- [DATA SHOWN]
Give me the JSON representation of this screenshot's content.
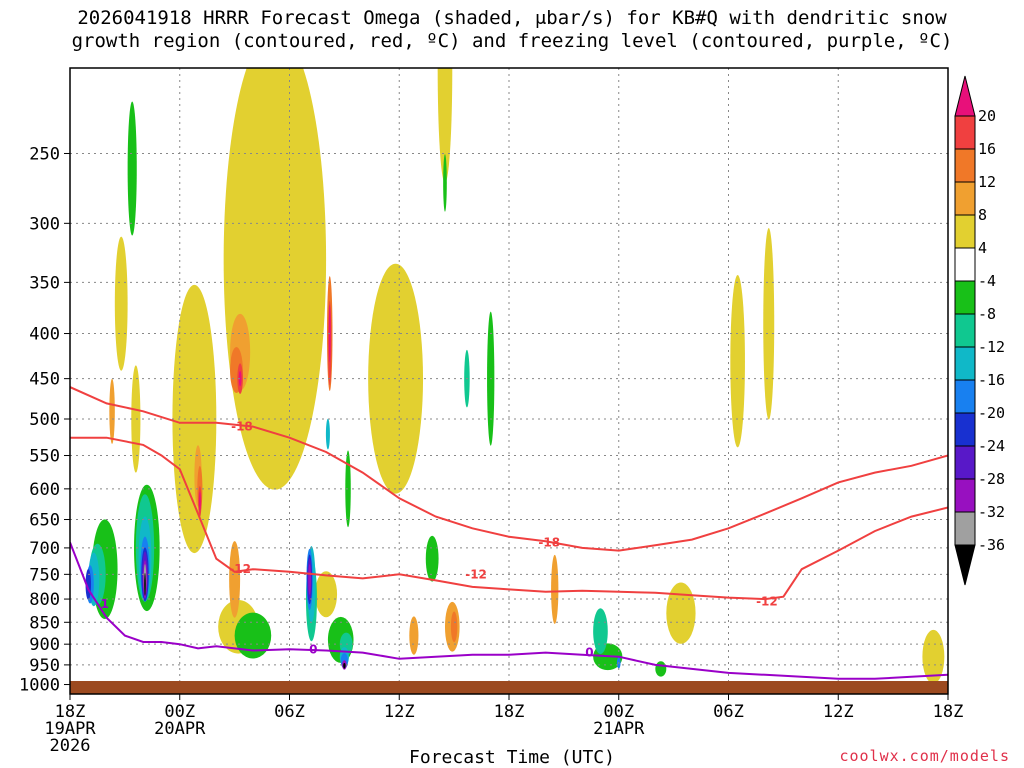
{
  "title_line_1": "2026041918 HRRR Forecast Omega (shaded, μbar/s) for KB#Q with dendritic snow",
  "title_line_2": "growth region (contoured, red, ºC) and freezing level (contoured, purple, ºC)",
  "credit": "coolwx.com/models",
  "colors": {
    "frame": "#000000",
    "grid": "#888888",
    "ground": "#9c4a20",
    "dgz_contour": "#f04040",
    "freezing_contour": "#9a00c8"
  },
  "chart_data": {
    "type": "heatmap",
    "title": "2026041918 HRRR Forecast Omega (shaded, μbar/s) for KB#Q with dendritic snow growth region (contoured, red, ºC) and freezing level (contoured, purple, ºC)",
    "xlabel": "Forecast Time (UTC)",
    "ylabel": "",
    "y_scale": "log-pressure",
    "y_inverted": true,
    "ylim_hPa": [
      200,
      1025
    ],
    "xlim_hours": [
      0,
      48
    ],
    "grid": true,
    "y_ticks": [
      {
        "label": "250",
        "p": 250
      },
      {
        "label": "300",
        "p": 300
      },
      {
        "label": "350",
        "p": 350
      },
      {
        "label": "400",
        "p": 400
      },
      {
        "label": "450",
        "p": 450
      },
      {
        "label": "500",
        "p": 500
      },
      {
        "label": "550",
        "p": 550
      },
      {
        "label": "600",
        "p": 600
      },
      {
        "label": "650",
        "p": 650
      },
      {
        "label": "700",
        "p": 700
      },
      {
        "label": "750",
        "p": 750
      },
      {
        "label": "800",
        "p": 800
      },
      {
        "label": "850",
        "p": 850
      },
      {
        "label": "900",
        "p": 900
      },
      {
        "label": "950",
        "p": 950
      },
      {
        "label": "1000",
        "p": 1000
      }
    ],
    "x_ticks": [
      {
        "hour": 0,
        "lines": [
          "18Z",
          "19APR",
          "2026"
        ]
      },
      {
        "hour": 6,
        "lines": [
          "00Z",
          "20APR"
        ]
      },
      {
        "hour": 12,
        "lines": [
          "06Z"
        ]
      },
      {
        "hour": 18,
        "lines": [
          "12Z"
        ]
      },
      {
        "hour": 24,
        "lines": [
          "18Z"
        ]
      },
      {
        "hour": 30,
        "lines": [
          "00Z",
          "21APR"
        ]
      },
      {
        "hour": 36,
        "lines": [
          "06Z"
        ]
      },
      {
        "hour": 42,
        "lines": [
          "12Z"
        ]
      },
      {
        "hour": 48,
        "lines": [
          "18Z"
        ]
      }
    ],
    "colorbar": {
      "labels": [
        "20",
        "16",
        "12",
        "8",
        "4",
        "-4",
        "-8",
        "-12",
        "-16",
        "-20",
        "-24",
        "-28",
        "-32",
        "-36"
      ],
      "bins": [
        {
          "lo": 20,
          "hi": null,
          "color": "#e8107a"
        },
        {
          "lo": 16,
          "hi": 20,
          "color": "#f04040"
        },
        {
          "lo": 12,
          "hi": 16,
          "color": "#f07828"
        },
        {
          "lo": 8,
          "hi": 12,
          "color": "#f0a030"
        },
        {
          "lo": 4,
          "hi": 8,
          "color": "#e2d030"
        },
        {
          "lo": -4,
          "hi": 4,
          "color": "#ffffff"
        },
        {
          "lo": -8,
          "hi": -4,
          "color": "#18c018"
        },
        {
          "lo": -12,
          "hi": -8,
          "color": "#10c890"
        },
        {
          "lo": -16,
          "hi": -12,
          "color": "#10b8c8"
        },
        {
          "lo": -20,
          "hi": -16,
          "color": "#1880f0"
        },
        {
          "lo": -24,
          "hi": -20,
          "color": "#1830d0"
        },
        {
          "lo": -28,
          "hi": -24,
          "color": "#5818c8"
        },
        {
          "lo": -32,
          "hi": -28,
          "color": "#9810c0"
        },
        {
          "lo": -36,
          "hi": -32,
          "color": "#a0a0a0"
        },
        {
          "lo": null,
          "hi": -36,
          "color": "#000000"
        }
      ]
    },
    "omega_cells": [
      {
        "hour": 2.8,
        "p": 370,
        "w": 0.7,
        "h": 0.35,
        "value": 5
      },
      {
        "hour": 3.6,
        "p": 500,
        "w": 0.5,
        "h": 0.28,
        "value": 5
      },
      {
        "hour": 6.8,
        "p": 500,
        "w": 2.4,
        "h": 0.7,
        "value": 5
      },
      {
        "hour": 11.2,
        "p": 330,
        "w": 5.6,
        "h": 1.2,
        "value": 5
      },
      {
        "hour": 9.5,
        "p": 300,
        "w": 1.2,
        "h": 0.6,
        "value": 5
      },
      {
        "hour": 17.8,
        "p": 450,
        "w": 3.0,
        "h": 0.6,
        "value": 5
      },
      {
        "hour": 20.5,
        "p": 200,
        "w": 0.8,
        "h": 0.6,
        "value": 5
      },
      {
        "hour": 36.5,
        "p": 430,
        "w": 0.8,
        "h": 0.45,
        "value": 5
      },
      {
        "hour": 38.2,
        "p": 390,
        "w": 0.6,
        "h": 0.5,
        "value": 5
      },
      {
        "hour": 33.4,
        "p": 830,
        "w": 1.6,
        "h": 0.16,
        "value": 5
      },
      {
        "hour": 47.2,
        "p": 930,
        "w": 1.2,
        "h": 0.14,
        "value": 5
      },
      {
        "hour": 9.2,
        "p": 860,
        "w": 2.2,
        "h": 0.14,
        "value": 5
      },
      {
        "hour": 14.0,
        "p": 790,
        "w": 1.2,
        "h": 0.12,
        "value": 5
      },
      {
        "hour": 2.3,
        "p": 490,
        "w": 0.3,
        "h": 0.17,
        "value": 9
      },
      {
        "hour": 7.0,
        "p": 580,
        "w": 0.4,
        "h": 0.16,
        "value": 9
      },
      {
        "hour": 9.3,
        "p": 420,
        "w": 1.1,
        "h": 0.2,
        "value": 9
      },
      {
        "hour": 9.0,
        "p": 760,
        "w": 0.6,
        "h": 0.2,
        "value": 9
      },
      {
        "hour": 18.8,
        "p": 880,
        "w": 0.5,
        "h": 0.1,
        "value": 9
      },
      {
        "hour": 20.9,
        "p": 860,
        "w": 0.8,
        "h": 0.13,
        "value": 9
      },
      {
        "hour": 26.5,
        "p": 780,
        "w": 0.4,
        "h": 0.18,
        "value": 9
      },
      {
        "hour": 9.1,
        "p": 440,
        "w": 0.7,
        "h": 0.12,
        "value": 13
      },
      {
        "hour": 7.1,
        "p": 600,
        "w": 0.28,
        "h": 0.12,
        "value": 13
      },
      {
        "hour": 14.2,
        "p": 400,
        "w": 0.3,
        "h": 0.3,
        "value": 13
      },
      {
        "hour": 21.0,
        "p": 860,
        "w": 0.35,
        "h": 0.08,
        "value": 13
      },
      {
        "hour": 7.1,
        "p": 620,
        "w": 0.18,
        "h": 0.08,
        "value": 17
      },
      {
        "hour": 9.3,
        "p": 450,
        "w": 0.3,
        "h": 0.08,
        "value": 17
      },
      {
        "hour": 14.2,
        "p": 410,
        "w": 0.18,
        "h": 0.22,
        "value": 17
      },
      {
        "hour": 7.1,
        "p": 620,
        "w": 0.1,
        "h": 0.05,
        "value": 22
      },
      {
        "hour": 9.3,
        "p": 450,
        "w": 0.15,
        "h": 0.04,
        "value": 22
      },
      {
        "hour": 14.2,
        "p": 400,
        "w": 0.1,
        "h": 0.15,
        "value": 22
      },
      {
        "hour": 3.4,
        "p": 260,
        "w": 0.5,
        "h": 0.35,
        "value": -5
      },
      {
        "hour": 1.9,
        "p": 740,
        "w": 1.4,
        "h": 0.26,
        "value": -5
      },
      {
        "hour": 4.2,
        "p": 700,
        "w": 1.4,
        "h": 0.33,
        "value": -5
      },
      {
        "hour": 10.0,
        "p": 880,
        "w": 2.0,
        "h": 0.12,
        "value": -5
      },
      {
        "hour": 15.2,
        "p": 600,
        "w": 0.3,
        "h": 0.2,
        "value": -5
      },
      {
        "hour": 14.8,
        "p": 890,
        "w": 1.4,
        "h": 0.12,
        "value": -5
      },
      {
        "hour": 20.5,
        "p": 270,
        "w": 0.2,
        "h": 0.15,
        "value": -5
      },
      {
        "hour": 23.0,
        "p": 450,
        "w": 0.4,
        "h": 0.35,
        "value": -5
      },
      {
        "hour": 19.8,
        "p": 720,
        "w": 0.7,
        "h": 0.12,
        "value": -5
      },
      {
        "hour": 29.4,
        "p": 930,
        "w": 1.6,
        "h": 0.07,
        "value": -5
      },
      {
        "hour": 32.3,
        "p": 960,
        "w": 0.6,
        "h": 0.04,
        "value": -5
      },
      {
        "hour": 1.5,
        "p": 750,
        "w": 0.9,
        "h": 0.16,
        "value": -9
      },
      {
        "hour": 4.1,
        "p": 700,
        "w": 1.0,
        "h": 0.28,
        "value": -9
      },
      {
        "hour": 13.2,
        "p": 800,
        "w": 0.6,
        "h": 0.22,
        "value": -9
      },
      {
        "hour": 15.1,
        "p": 900,
        "w": 0.7,
        "h": 0.06,
        "value": -9
      },
      {
        "hour": 21.7,
        "p": 450,
        "w": 0.3,
        "h": 0.15,
        "value": -9
      },
      {
        "hour": 29.0,
        "p": 870,
        "w": 0.8,
        "h": 0.12,
        "value": -9
      },
      {
        "hour": 1.3,
        "p": 760,
        "w": 0.6,
        "h": 0.14,
        "value": -13
      },
      {
        "hour": 4.1,
        "p": 720,
        "w": 0.7,
        "h": 0.22,
        "value": -13
      },
      {
        "hour": 13.2,
        "p": 770,
        "w": 0.45,
        "h": 0.2,
        "value": -13
      },
      {
        "hour": 15.0,
        "p": 930,
        "w": 0.5,
        "h": 0.05,
        "value": -13
      },
      {
        "hour": 14.1,
        "p": 520,
        "w": 0.22,
        "h": 0.08,
        "value": -13
      },
      {
        "hour": 1.1,
        "p": 770,
        "w": 0.4,
        "h": 0.1,
        "value": -17
      },
      {
        "hour": 4.1,
        "p": 740,
        "w": 0.5,
        "h": 0.17,
        "value": -17
      },
      {
        "hour": 13.1,
        "p": 760,
        "w": 0.35,
        "h": 0.16,
        "value": -17
      },
      {
        "hour": 15.0,
        "p": 940,
        "w": 0.4,
        "h": 0.04,
        "value": -17
      },
      {
        "hour": 30.0,
        "p": 945,
        "w": 0.2,
        "h": 0.03,
        "value": -17
      },
      {
        "hour": 1.0,
        "p": 770,
        "w": 0.3,
        "h": 0.08,
        "value": -21
      },
      {
        "hour": 4.1,
        "p": 750,
        "w": 0.4,
        "h": 0.14,
        "value": -21
      },
      {
        "hour": 13.1,
        "p": 760,
        "w": 0.28,
        "h": 0.13,
        "value": -21
      },
      {
        "hour": 4.1,
        "p": 750,
        "w": 0.3,
        "h": 0.12,
        "value": -25
      },
      {
        "hour": 13.1,
        "p": 760,
        "w": 0.22,
        "h": 0.11,
        "value": -25
      },
      {
        "hour": 4.1,
        "p": 760,
        "w": 0.22,
        "h": 0.1,
        "value": -29
      },
      {
        "hour": 13.1,
        "p": 760,
        "w": 0.15,
        "h": 0.08,
        "value": -29
      },
      {
        "hour": 15.0,
        "p": 950,
        "w": 0.25,
        "h": 0.025,
        "value": -29
      },
      {
        "hour": 4.1,
        "p": 760,
        "w": 0.14,
        "h": 0.08,
        "value": -34
      },
      {
        "hour": 4.1,
        "p": 770,
        "w": 0.09,
        "h": 0.06,
        "value": -40
      },
      {
        "hour": 15.0,
        "p": 952,
        "w": 0.13,
        "h": 0.015,
        "value": -40
      }
    ],
    "contours": [
      {
        "kind": "dgz",
        "color": "#f04040",
        "labels": [
          {
            "text": "-18",
            "hour": 9.4,
            "p": 510
          },
          {
            "text": "-18",
            "hour": 26.2,
            "p": 690
          }
        ],
        "points": [
          [
            0,
            460
          ],
          [
            2,
            480
          ],
          [
            4,
            490
          ],
          [
            6,
            505
          ],
          [
            8,
            505
          ],
          [
            10,
            510
          ],
          [
            12,
            525
          ],
          [
            14,
            545
          ],
          [
            16,
            575
          ],
          [
            18,
            615
          ],
          [
            20,
            645
          ],
          [
            22,
            665
          ],
          [
            24,
            680
          ],
          [
            26,
            688
          ],
          [
            28,
            700
          ],
          [
            30,
            705
          ],
          [
            32,
            695
          ],
          [
            34,
            685
          ],
          [
            36,
            665
          ],
          [
            38,
            640
          ],
          [
            40,
            615
          ],
          [
            42,
            590
          ],
          [
            44,
            575
          ],
          [
            46,
            565
          ],
          [
            48,
            550
          ]
        ]
      },
      {
        "kind": "dgz",
        "color": "#f04040",
        "labels": [
          {
            "text": "-12",
            "hour": 9.3,
            "p": 740
          },
          {
            "text": "-12",
            "hour": 22.2,
            "p": 750
          },
          {
            "text": "-12",
            "hour": 38.1,
            "p": 805
          }
        ],
        "points": [
          [
            0,
            525
          ],
          [
            2,
            525
          ],
          [
            4,
            535
          ],
          [
            5,
            550
          ],
          [
            6,
            570
          ],
          [
            7,
            640
          ],
          [
            8,
            720
          ],
          [
            9,
            745
          ],
          [
            10,
            740
          ],
          [
            12,
            745
          ],
          [
            14,
            752
          ],
          [
            16,
            758
          ],
          [
            18,
            750
          ],
          [
            20,
            762
          ],
          [
            22,
            775
          ],
          [
            24,
            780
          ],
          [
            26,
            785
          ],
          [
            28,
            783
          ],
          [
            30,
            785
          ],
          [
            32,
            787
          ],
          [
            34,
            792
          ],
          [
            36,
            797
          ],
          [
            38,
            800
          ],
          [
            39,
            795
          ],
          [
            40,
            740
          ],
          [
            42,
            705
          ],
          [
            44,
            670
          ],
          [
            46,
            645
          ],
          [
            48,
            630
          ]
        ]
      },
      {
        "kind": "freezing",
        "color": "#9a00c8",
        "labels": [
          {
            "text": "1",
            "hour": 1.9,
            "p": 810
          },
          {
            "text": "0",
            "hour": 13.3,
            "p": 912
          },
          {
            "text": "0",
            "hour": 28.4,
            "p": 920
          }
        ],
        "points": [
          [
            0,
            690
          ],
          [
            1,
            780
          ],
          [
            2,
            840
          ],
          [
            3,
            880
          ],
          [
            4,
            895
          ],
          [
            5,
            895
          ],
          [
            6,
            900
          ],
          [
            7,
            910
          ],
          [
            8,
            905
          ],
          [
            9,
            910
          ],
          [
            10,
            915
          ],
          [
            12,
            912
          ],
          [
            14,
            915
          ],
          [
            16,
            920
          ],
          [
            18,
            935
          ],
          [
            20,
            930
          ],
          [
            22,
            925
          ],
          [
            24,
            925
          ],
          [
            26,
            920
          ],
          [
            28,
            925
          ],
          [
            30,
            930
          ],
          [
            32,
            950
          ],
          [
            34,
            960
          ],
          [
            36,
            970
          ],
          [
            38,
            975
          ],
          [
            40,
            980
          ],
          [
            42,
            985
          ],
          [
            44,
            985
          ],
          [
            46,
            980
          ],
          [
            48,
            975
          ]
        ]
      }
    ]
  },
  "x_axis_title": "Forecast Time (UTC)"
}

- [TASK TO CARRY OUT] Within the entries above, work out how many lines contain the word "level". The number alone is the answer.

- [RESULT] 2